* [Work to be completed]
Tally all lines containing the word "style". Give the number alone.

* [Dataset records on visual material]
•••••
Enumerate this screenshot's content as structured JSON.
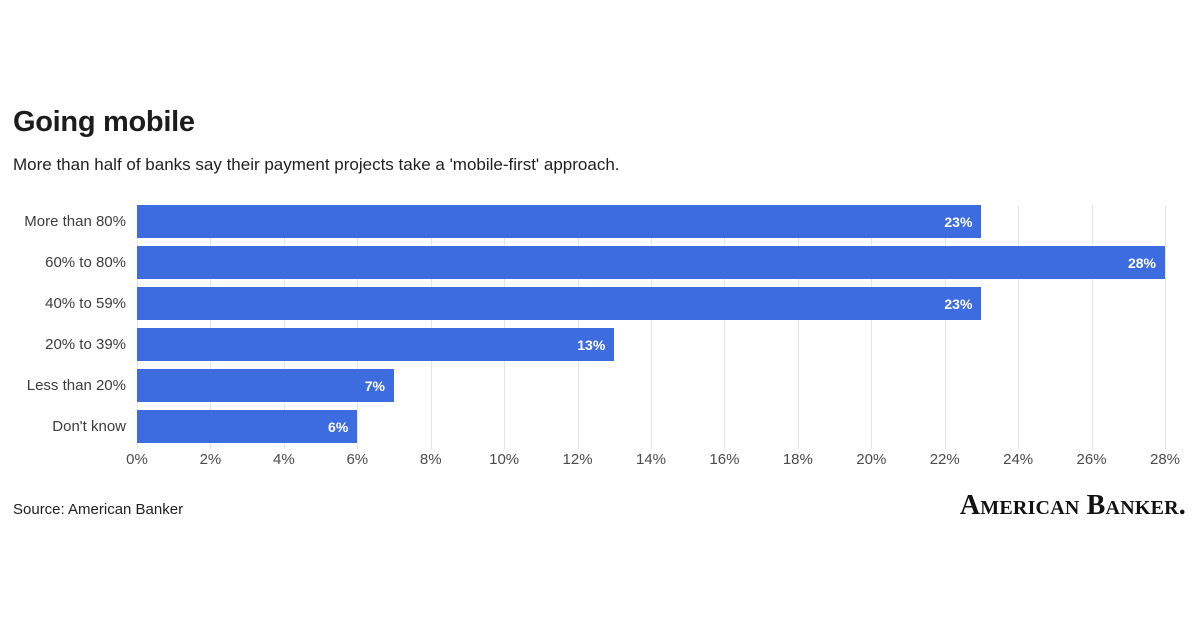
{
  "chart_data": {
    "type": "bar",
    "orientation": "horizontal",
    "title": "Going mobile",
    "subtitle": "More than half of banks say their payment projects take a 'mobile-first' approach.",
    "categories": [
      "More than 80%",
      "60% to 80%",
      "40% to 59%",
      "20% to 39%",
      "Less than 20%",
      "Don't know"
    ],
    "values": [
      23,
      28,
      23,
      13,
      7,
      6
    ],
    "value_labels": [
      "23%",
      "28%",
      "23%",
      "13%",
      "7%",
      "6%"
    ],
    "xlim": [
      0,
      28
    ],
    "x_ticks": [
      "0%",
      "2%",
      "4%",
      "6%",
      "8%",
      "10%",
      "12%",
      "14%",
      "16%",
      "18%",
      "20%",
      "22%",
      "24%",
      "26%",
      "28%"
    ],
    "bar_color": "#3d6be0",
    "grid": true,
    "legend": "none"
  },
  "footer": {
    "source": "Source: American Banker",
    "logo": "American Banker."
  }
}
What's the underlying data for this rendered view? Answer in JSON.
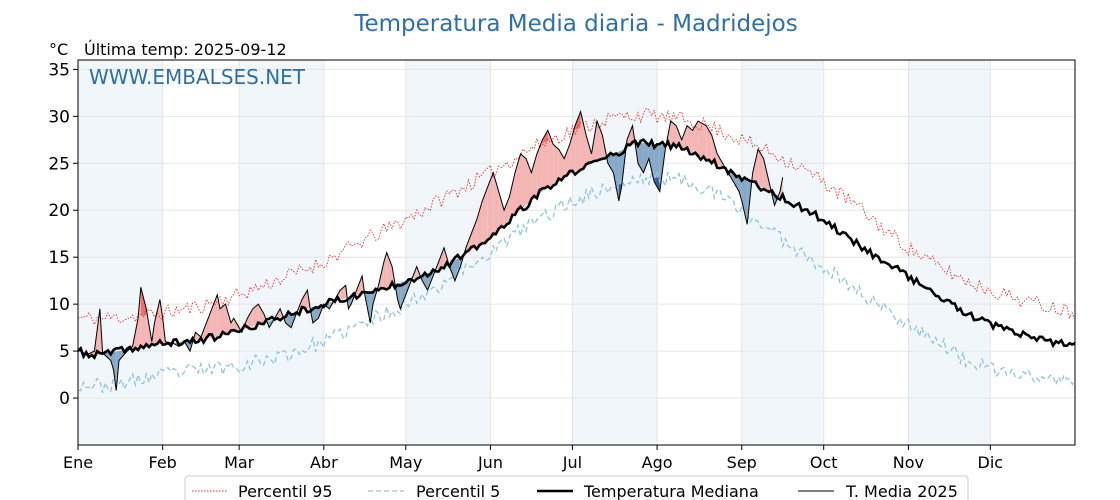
{
  "chart_data": {
    "type": "line",
    "title": "Temperatura Media diaria - Madridejos",
    "unit_label": "°C",
    "last_temp_label": "Última temp: 2025-09-12",
    "watermark": "WWW.EMBALSES.NET",
    "ylim": [
      -5,
      36
    ],
    "yticks": [
      0,
      5,
      10,
      15,
      20,
      25,
      30,
      35
    ],
    "xlim": [
      0,
      365
    ],
    "month_ticks": [
      {
        "label": "Ene",
        "day": 0
      },
      {
        "label": "Feb",
        "day": 31
      },
      {
        "label": "Mar",
        "day": 59
      },
      {
        "label": "Abr",
        "day": 90
      },
      {
        "label": "May",
        "day": 120
      },
      {
        "label": "Jun",
        "day": 151
      },
      {
        "label": "Jul",
        "day": 181
      },
      {
        "label": "Ago",
        "day": 212
      },
      {
        "label": "Sep",
        "day": 243
      },
      {
        "label": "Oct",
        "day": 273
      },
      {
        "label": "Nov",
        "day": 304
      },
      {
        "label": "Dic",
        "day": 334
      }
    ],
    "grid": true,
    "legend_position": "bottom",
    "series": [
      {
        "name": "Percentil 95",
        "color": "#e8312a",
        "style": "dotted",
        "points": [
          [
            0,
            8.5
          ],
          [
            10,
            8.5
          ],
          [
            20,
            8.7
          ],
          [
            31,
            9.0
          ],
          [
            45,
            9.8
          ],
          [
            59,
            11.0
          ],
          [
            75,
            12.8
          ],
          [
            90,
            14.5
          ],
          [
            105,
            16.8
          ],
          [
            120,
            19.0
          ],
          [
            135,
            21.5
          ],
          [
            151,
            24.0
          ],
          [
            165,
            26.5
          ],
          [
            181,
            28.5
          ],
          [
            195,
            29.8
          ],
          [
            205,
            30.2
          ],
          [
            212,
            30.0
          ],
          [
            225,
            29.5
          ],
          [
            235,
            28.5
          ],
          [
            243,
            27.5
          ],
          [
            255,
            26.0
          ],
          [
            265,
            24.5
          ],
          [
            273,
            23.0
          ],
          [
            285,
            20.5
          ],
          [
            295,
            18.0
          ],
          [
            304,
            16.0
          ],
          [
            315,
            14.0
          ],
          [
            325,
            12.5
          ],
          [
            334,
            11.5
          ],
          [
            345,
            10.5
          ],
          [
            355,
            9.8
          ],
          [
            365,
            9.2
          ]
        ]
      },
      {
        "name": "Percentil 5",
        "color": "#8fc4dc",
        "style": "dashed",
        "points": [
          [
            0,
            1.5
          ],
          [
            10,
            1.3
          ],
          [
            20,
            1.8
          ],
          [
            31,
            2.5
          ],
          [
            45,
            3.0
          ],
          [
            59,
            3.5
          ],
          [
            75,
            4.5
          ],
          [
            90,
            6.0
          ],
          [
            105,
            8.0
          ],
          [
            120,
            10.0
          ],
          [
            135,
            12.5
          ],
          [
            151,
            15.5
          ],
          [
            165,
            18.5
          ],
          [
            181,
            21.0
          ],
          [
            195,
            22.5
          ],
          [
            205,
            23.2
          ],
          [
            212,
            23.5
          ],
          [
            225,
            23.0
          ],
          [
            235,
            21.5
          ],
          [
            243,
            20.0
          ],
          [
            255,
            17.5
          ],
          [
            265,
            15.5
          ],
          [
            273,
            14.0
          ],
          [
            285,
            11.5
          ],
          [
            295,
            9.5
          ],
          [
            304,
            8.0
          ],
          [
            315,
            6.0
          ],
          [
            325,
            4.0
          ],
          [
            334,
            3.0
          ],
          [
            345,
            2.5
          ],
          [
            355,
            2.0
          ],
          [
            365,
            1.8
          ]
        ]
      },
      {
        "name": "Temperatura Mediana",
        "color": "#000000",
        "style": "thick",
        "points": [
          [
            0,
            5.0
          ],
          [
            5,
            4.5
          ],
          [
            10,
            4.8
          ],
          [
            15,
            5.0
          ],
          [
            20,
            5.3
          ],
          [
            31,
            5.8
          ],
          [
            40,
            6.0
          ],
          [
            50,
            6.5
          ],
          [
            59,
            7.2
          ],
          [
            70,
            8.2
          ],
          [
            80,
            9.2
          ],
          [
            90,
            10.0
          ],
          [
            100,
            10.8
          ],
          [
            110,
            11.5
          ],
          [
            120,
            12.5
          ],
          [
            130,
            13.5
          ],
          [
            140,
            15.0
          ],
          [
            151,
            17.0
          ],
          [
            160,
            19.5
          ],
          [
            170,
            22.0
          ],
          [
            181,
            24.0
          ],
          [
            190,
            25.2
          ],
          [
            200,
            26.5
          ],
          [
            205,
            27.2
          ],
          [
            212,
            27.0
          ],
          [
            220,
            26.8
          ],
          [
            230,
            25.5
          ],
          [
            243,
            23.5
          ],
          [
            250,
            22.5
          ],
          [
            260,
            21.0
          ],
          [
            273,
            19.0
          ],
          [
            280,
            17.5
          ],
          [
            290,
            15.5
          ],
          [
            304,
            13.0
          ],
          [
            315,
            10.8
          ],
          [
            325,
            9.0
          ],
          [
            334,
            7.8
          ],
          [
            345,
            6.8
          ],
          [
            355,
            6.0
          ],
          [
            365,
            5.5
          ]
        ]
      },
      {
        "name": "T. Media 2025",
        "color": "#000000",
        "style": "thin",
        "points": [
          [
            0,
            5.2
          ],
          [
            3,
            4.6
          ],
          [
            6,
            5.0
          ],
          [
            8,
            9.5
          ],
          [
            9,
            4.8
          ],
          [
            12,
            4.0
          ],
          [
            13,
            3.0
          ],
          [
            14,
            0.8
          ],
          [
            15,
            4.0
          ],
          [
            18,
            5.0
          ],
          [
            20,
            5.5
          ],
          [
            22,
            8.5
          ],
          [
            23,
            11.8
          ],
          [
            25,
            9.5
          ],
          [
            27,
            6.0
          ],
          [
            28,
            8.0
          ],
          [
            30,
            10.5
          ],
          [
            31,
            8.5
          ],
          [
            32,
            6.0
          ],
          [
            35,
            5.8
          ],
          [
            37,
            5.5
          ],
          [
            39,
            6.0
          ],
          [
            41,
            5.0
          ],
          [
            43,
            7.0
          ],
          [
            45,
            6.5
          ],
          [
            47,
            8.0
          ],
          [
            49,
            9.5
          ],
          [
            51,
            11.0
          ],
          [
            52,
            9.5
          ],
          [
            54,
            10.0
          ],
          [
            56,
            8.0
          ],
          [
            57,
            8.5
          ],
          [
            60,
            7.0
          ],
          [
            62,
            8.5
          ],
          [
            64,
            9.5
          ],
          [
            66,
            10.0
          ],
          [
            68,
            9.0
          ],
          [
            70,
            7.5
          ],
          [
            72,
            8.5
          ],
          [
            74,
            9.5
          ],
          [
            76,
            8.0
          ],
          [
            78,
            7.5
          ],
          [
            80,
            9.0
          ],
          [
            82,
            10.5
          ],
          [
            84,
            11.5
          ],
          [
            85,
            9.5
          ],
          [
            86,
            8.0
          ],
          [
            88,
            8.5
          ],
          [
            90,
            10.0
          ],
          [
            92,
            9.5
          ],
          [
            94,
            10.5
          ],
          [
            96,
            11.5
          ],
          [
            98,
            12.0
          ],
          [
            99,
            9.5
          ],
          [
            100,
            10.0
          ],
          [
            102,
            11.5
          ],
          [
            104,
            13.0
          ],
          [
            105,
            11.0
          ],
          [
            107,
            8.0
          ],
          [
            108,
            10.0
          ],
          [
            110,
            12.0
          ],
          [
            112,
            14.5
          ],
          [
            113,
            15.5
          ],
          [
            115,
            14.0
          ],
          [
            117,
            10.5
          ],
          [
            118,
            9.5
          ],
          [
            120,
            11.0
          ],
          [
            122,
            12.5
          ],
          [
            124,
            14.0
          ],
          [
            126,
            12.5
          ],
          [
            128,
            11.5
          ],
          [
            130,
            13.0
          ],
          [
            132,
            14.5
          ],
          [
            134,
            16.0
          ],
          [
            136,
            14.0
          ],
          [
            138,
            12.5
          ],
          [
            140,
            14.0
          ],
          [
            142,
            16.0
          ],
          [
            144,
            17.5
          ],
          [
            146,
            19.0
          ],
          [
            148,
            21.0
          ],
          [
            150,
            22.5
          ],
          [
            152,
            24.0
          ],
          [
            154,
            22.0
          ],
          [
            156,
            20.0
          ],
          [
            158,
            21.5
          ],
          [
            160,
            24.0
          ],
          [
            162,
            26.0
          ],
          [
            164,
            25.5
          ],
          [
            166,
            24.0
          ],
          [
            168,
            26.0
          ],
          [
            170,
            27.5
          ],
          [
            172,
            28.5
          ],
          [
            174,
            27.0
          ],
          [
            176,
            26.5
          ],
          [
            178,
            25.5
          ],
          [
            180,
            27.0
          ],
          [
            182,
            29.0
          ],
          [
            184,
            30.5
          ],
          [
            186,
            28.0
          ],
          [
            188,
            26.0
          ],
          [
            190,
            29.5
          ],
          [
            192,
            28.0
          ],
          [
            194,
            25.0
          ],
          [
            196,
            24.0
          ],
          [
            198,
            21.0
          ],
          [
            199,
            22.5
          ],
          [
            201,
            27.5
          ],
          [
            203,
            29.0
          ],
          [
            205,
            25.0
          ],
          [
            207,
            24.0
          ],
          [
            209,
            25.5
          ],
          [
            211,
            23.0
          ],
          [
            213,
            22.0
          ],
          [
            215,
            26.5
          ],
          [
            217,
            29.5
          ],
          [
            219,
            29.0
          ],
          [
            221,
            27.5
          ],
          [
            223,
            29.0
          ],
          [
            225,
            28.5
          ],
          [
            227,
            29.5
          ],
          [
            230,
            29.0
          ],
          [
            232,
            28.0
          ],
          [
            234,
            26.0
          ],
          [
            236,
            25.0
          ],
          [
            240,
            23.0
          ],
          [
            242,
            22.0
          ],
          [
            243,
            21.0
          ],
          [
            245,
            18.5
          ],
          [
            247,
            24.0
          ],
          [
            249,
            26.5
          ],
          [
            251,
            25.5
          ],
          [
            253,
            23.0
          ],
          [
            255,
            20.5
          ],
          [
            257,
            22.0
          ],
          [
            258,
            23.5
          ]
        ]
      }
    ]
  }
}
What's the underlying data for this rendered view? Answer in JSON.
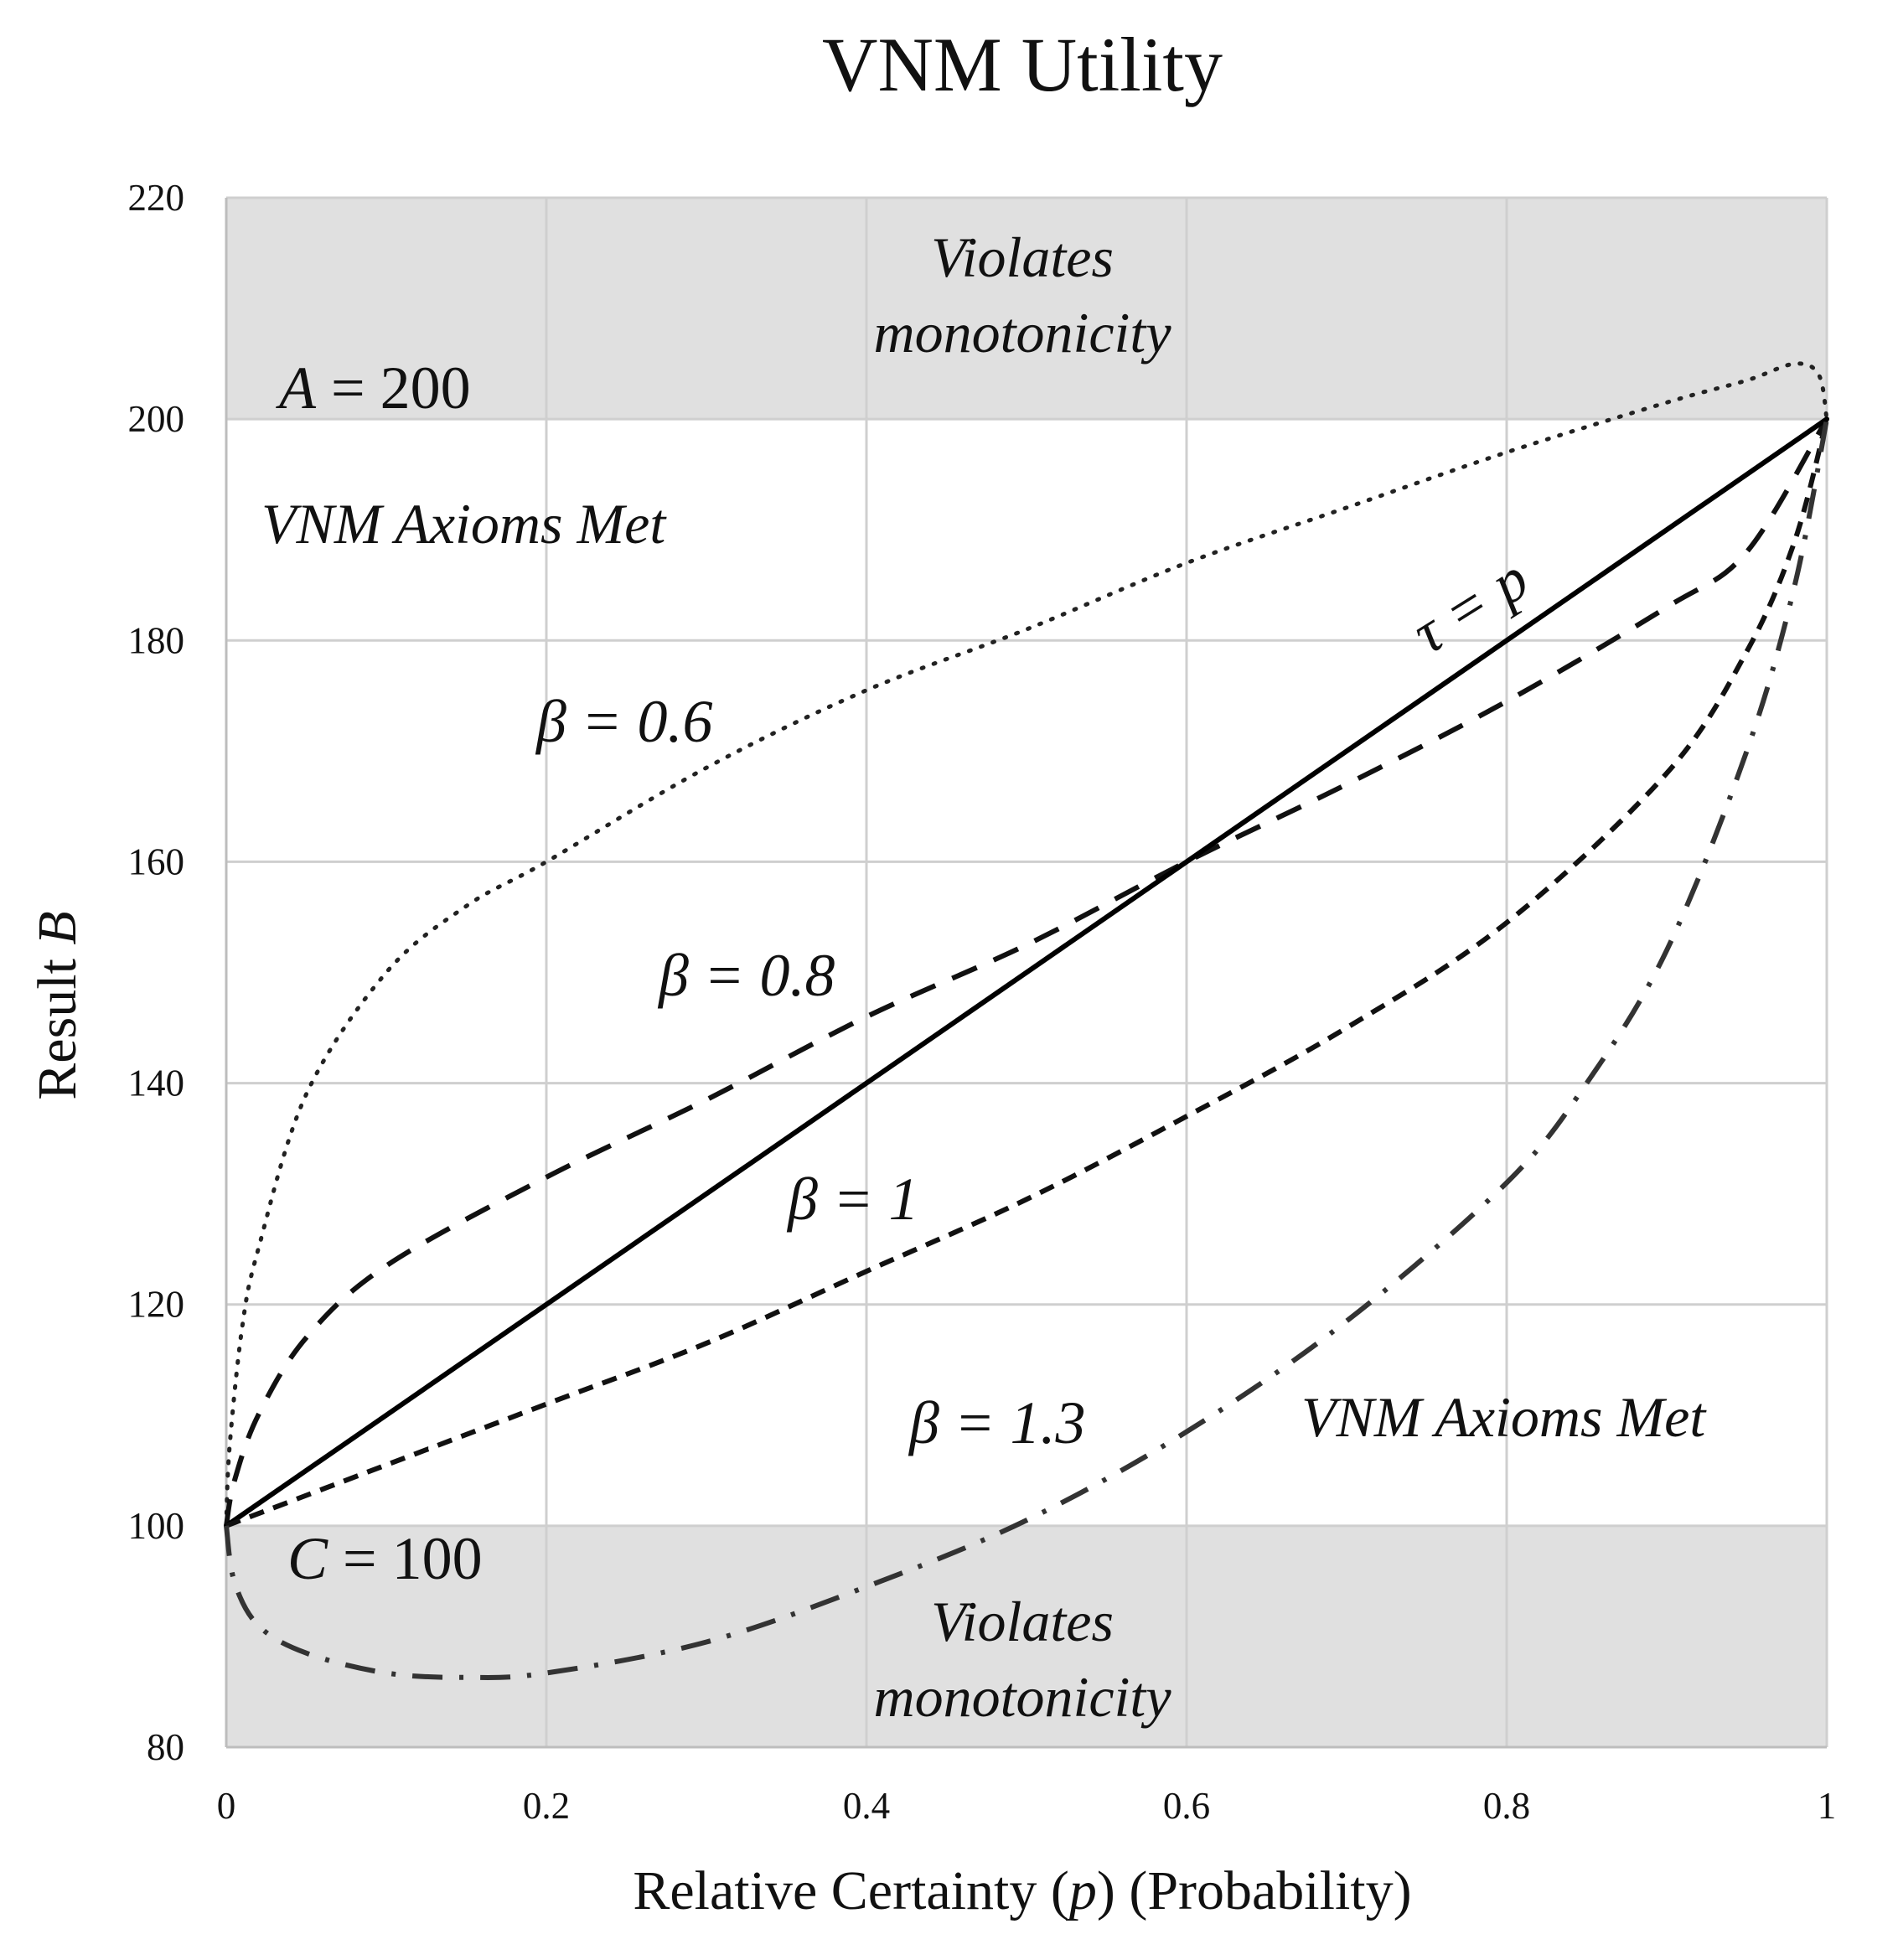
•••••
* [Final result]
4